Only the lines from the one containing "Transcribe the text in this document." to the end of the records should be written out, exactly and with both ends included; pictures are excluded.

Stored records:
:::::

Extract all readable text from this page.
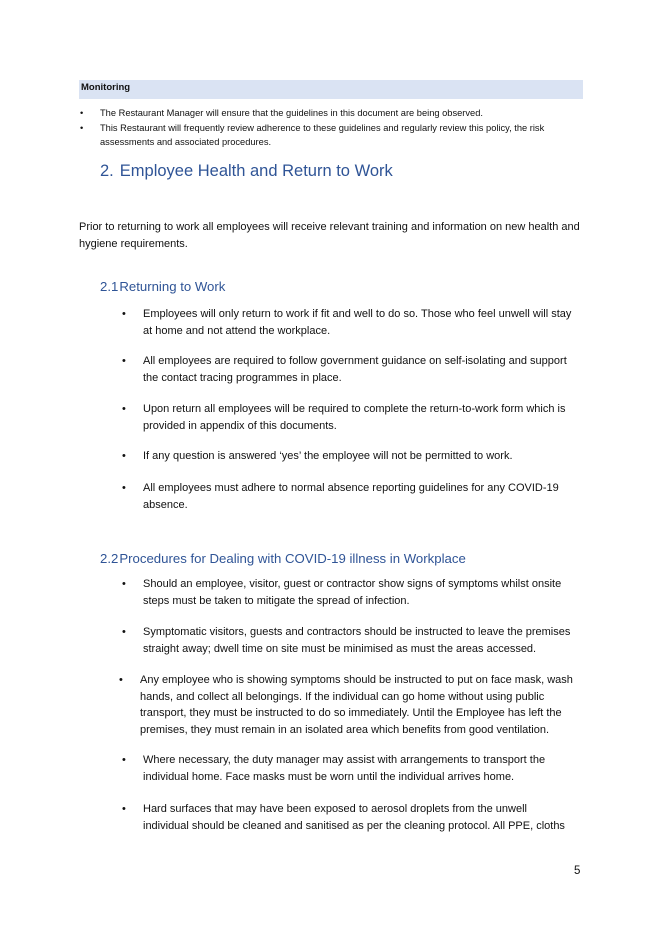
Monitoring
• The Restaurant Manager will ensure that the guidelines in this document are being observed.
• This Restaurant will frequently review adherence to these guidelines and regularly review this policy, the risk assessments and associated procedures.
2. Employee Health and Return to Work
Prior to returning to work all employees will receive relevant training and information on new health and hygiene requirements.
2.1Returning to Work
• Employees will only return to work if fit and well to do so. Those who feel unwell will stay at home and not attend the workplace.
• All employees are required to follow government guidance on self-isolating and support the contact tracing programmes in place.
• Upon return all employees will be required to complete the return-to-work form which is provided in appendix of this documents.
• If any question is answered ‘yes’ the employee will not be permitted to work.
• All employees must adhere to normal absence reporting guidelines for any COVID-19 absence.
2.2Procedures for Dealing with COVID-19 illness in Workplace
• Should an employee, visitor, guest or contractor show signs of symptoms whilst onsite steps must be taken to mitigate the spread of infection.
• Symptomatic visitors, guests and contractors should be instructed to leave the premises straight away; dwell time on site must be minimised as must the areas accessed.
• Any employee who is showing symptoms should be instructed to put on face mask, wash hands, and collect all belongings. If the individual can go home without using public transport, they must be instructed to do so immediately. Until the Employee has left the premises, they must remain in an isolated area which benefits from good ventilation.
• Where necessary, the duty manager may assist with arrangements to transport the individual home. Face masks must be worn until the individual arrives home.
• Hard surfaces that may have been exposed to aerosol droplets from the unwell individual should be cleaned and sanitised as per the cleaning protocol. All PPE, cloths
5
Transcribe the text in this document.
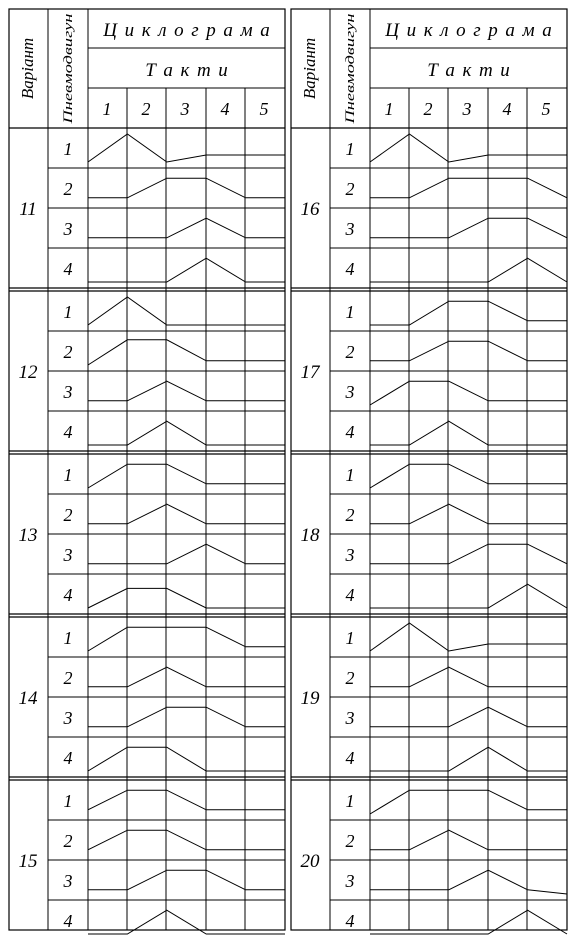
Варіант Пневмодвигун
Ц  и  к  л  о  г  р  а  м  а
Т  а  к  т  и
1 2 3 4 5
11
1
2
3
4
12
1
2
3
4
13
1
2
3
4
14
1
2
3
4
15
1
2
3
4
Варіант Пневмодвигун
Ц  и  к  л  о  г  р  а  м  а
Т  а  к  т  и
1 2 3 4 5
16
1
2
3
4
17
1
2
3
4
18
1
2
3
4
19
1
2
3
4
20
1
2
3
4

:::::

EXERCISE OUTPUT:
Transcribe the text in this document.
Варіант Пневмодвигун
Ц  и  к  л  о  г  р  а  м  а
Т  а  к  т  и
1 2 3 4 5
11
1
2
3
4
12
1
2
3
4
13
1
2
3
4
14
1
2
3
4
15
1
2
3
4
Варіант Пневмодвигун
Ц  и  к  л  о  г  р  а  м  а
Т  а  к  т  и
1 2 3 4 5
16
1
2
3
4
17
1
2
3
4
18
1
2
3
4
19
1
2
3
4
20
1
2
3
4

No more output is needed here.